_WHAT THE EXERCISE ASKS_
The records below must be duplicated exactly, character for character.

_A block of data_
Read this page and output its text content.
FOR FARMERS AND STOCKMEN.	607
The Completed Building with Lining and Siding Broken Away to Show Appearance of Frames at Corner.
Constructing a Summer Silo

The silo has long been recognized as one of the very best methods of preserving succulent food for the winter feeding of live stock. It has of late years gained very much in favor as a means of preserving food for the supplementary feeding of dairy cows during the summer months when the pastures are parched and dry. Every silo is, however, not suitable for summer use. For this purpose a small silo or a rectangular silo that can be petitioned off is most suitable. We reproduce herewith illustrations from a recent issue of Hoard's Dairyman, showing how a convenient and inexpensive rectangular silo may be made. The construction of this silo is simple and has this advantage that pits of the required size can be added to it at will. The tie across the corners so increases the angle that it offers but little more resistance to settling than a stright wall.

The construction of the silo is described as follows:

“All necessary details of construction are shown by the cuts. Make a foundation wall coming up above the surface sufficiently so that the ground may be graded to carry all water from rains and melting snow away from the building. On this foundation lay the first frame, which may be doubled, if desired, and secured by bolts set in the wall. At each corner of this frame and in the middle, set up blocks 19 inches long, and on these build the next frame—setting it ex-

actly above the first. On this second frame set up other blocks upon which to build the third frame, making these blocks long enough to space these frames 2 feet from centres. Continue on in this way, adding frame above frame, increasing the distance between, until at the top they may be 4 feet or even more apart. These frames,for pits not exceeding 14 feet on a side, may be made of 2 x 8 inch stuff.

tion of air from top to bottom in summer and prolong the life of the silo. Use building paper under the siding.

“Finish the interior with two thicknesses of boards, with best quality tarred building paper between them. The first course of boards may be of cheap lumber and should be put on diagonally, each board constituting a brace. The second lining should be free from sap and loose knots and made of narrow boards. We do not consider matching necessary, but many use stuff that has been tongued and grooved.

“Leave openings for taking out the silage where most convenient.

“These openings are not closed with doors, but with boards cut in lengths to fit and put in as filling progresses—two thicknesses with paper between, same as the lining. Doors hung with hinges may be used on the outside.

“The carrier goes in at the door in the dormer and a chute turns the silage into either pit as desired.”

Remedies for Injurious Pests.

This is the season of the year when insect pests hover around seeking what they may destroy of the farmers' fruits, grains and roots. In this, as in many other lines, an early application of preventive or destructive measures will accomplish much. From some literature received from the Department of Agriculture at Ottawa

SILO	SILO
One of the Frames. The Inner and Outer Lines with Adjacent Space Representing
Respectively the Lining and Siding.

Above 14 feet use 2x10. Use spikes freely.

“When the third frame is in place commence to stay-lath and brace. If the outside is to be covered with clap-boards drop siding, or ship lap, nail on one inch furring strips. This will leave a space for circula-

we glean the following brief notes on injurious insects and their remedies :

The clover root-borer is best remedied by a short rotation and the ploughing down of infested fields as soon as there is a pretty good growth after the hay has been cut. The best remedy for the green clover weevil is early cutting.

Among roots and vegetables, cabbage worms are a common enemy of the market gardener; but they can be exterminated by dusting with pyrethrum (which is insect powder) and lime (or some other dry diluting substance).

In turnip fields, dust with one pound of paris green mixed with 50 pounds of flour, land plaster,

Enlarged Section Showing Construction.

_FULL ANSWER_
Read this page and output its text content.
FOR FARMERS AND STOCKMEN.	607
The Completed Building with Lining and Siding Broken Away to Show Appearance of Frames at Corner.
Constructing a Summer Silo

The silo has long been recognized as one of the very best methods of preserving succulent food for the winter feeding of live stock. It has of late years gained very much in favor as a means of preserving food for the supplementary feeding of dairy cows during the summer months when the pastures are parched and dry. Every silo is, however, not suitable for summer use. For this purpose a small silo or a rectangular silo that can be petitioned off is most suitable. We reproduce herewith illustrations from a recent issue of Hoard's Dairyman, showing how a convenient and inexpensive rectangular silo may be made. The construction of this silo is simple and has this advantage that pits of the required size can be added to it at will. The tie across the corners so increases the angle that it offers but little more resistance to settling than a stright wall.

The construction of the silo is described as follows:

“All necessary details of construction are shown by the cuts. Make a foundation wall coming up above the surface sufficiently so that the ground may be graded to carry all water from rains and melting snow away from the building. On this foundation lay the first frame, which may be doubled, if desired, and secured by bolts set in the wall. At each corner of this frame and in the middle, set up blocks 19 inches long, and on these build the next frame—setting it ex-

actly above the first. On this second frame set up other blocks upon which to build the third frame, making these blocks long enough to space these frames 2 feet from centres. Continue on in this way, adding frame above frame, increasing the distance between, until at the top they may be 4 feet or even more apart. These frames,for pits not exceeding 14 feet on a side, may be made of 2 x 8 inch stuff.

tion of air from top to bottom in summer and prolong the life of the silo. Use building paper under the siding.

“Finish the interior with two thicknesses of boards, with best quality tarred building paper between them. The first course of boards may be of cheap lumber and should be put on diagonally, each board constituting a brace. The second lining should be free from sap and loose knots and made of narrow boards. We do not consider matching necessary, but many use stuff that has been tongued and grooved.

“Leave openings for taking out the silage where most convenient.

“These openings are not closed with doors, but with boards cut in lengths to fit and put in as filling progresses—two thicknesses with paper between, same as the lining. Doors hung with hinges may be used on the outside.

“The carrier goes in at the door in the dormer and a chute turns the silage into either pit as desired.”

Remedies for Injurious Pests.

This is the season of the year when insect pests hover around seeking what they may destroy of the farmers' fruits, grains and roots. In this, as in many other lines, an early application of preventive or destructive measures will accomplish much. From some literature received from the Department of Agriculture at Ottawa

SILO	SILO
One of the Frames. The Inner and Outer Lines with Adjacent Space Representing
Respectively the Lining and Siding.

Above 14 feet use 2x10. Use spikes freely.

“When the third frame is in place commence to stay-lath and brace. If the outside is to be covered with clap-boards drop siding, or ship lap, nail on one inch furring strips. This will leave a space for circula-

we glean the following brief notes on injurious insects and their remedies :

The clover root-borer is best remedied by a short rotation and the ploughing down of infested fields as soon as there is a pretty good growth after the hay has been cut. The best remedy for the green clover weevil is early cutting.

Among roots and vegetables, cabbage worms are a common enemy of the market gardener; but they can be exterminated by dusting with pyrethrum (which is insect powder) and lime (or some other dry diluting substance).

In turnip fields, dust with one pound of paris green mixed with 50 pounds of flour, land plaster,

Enlarged Section Showing Construction.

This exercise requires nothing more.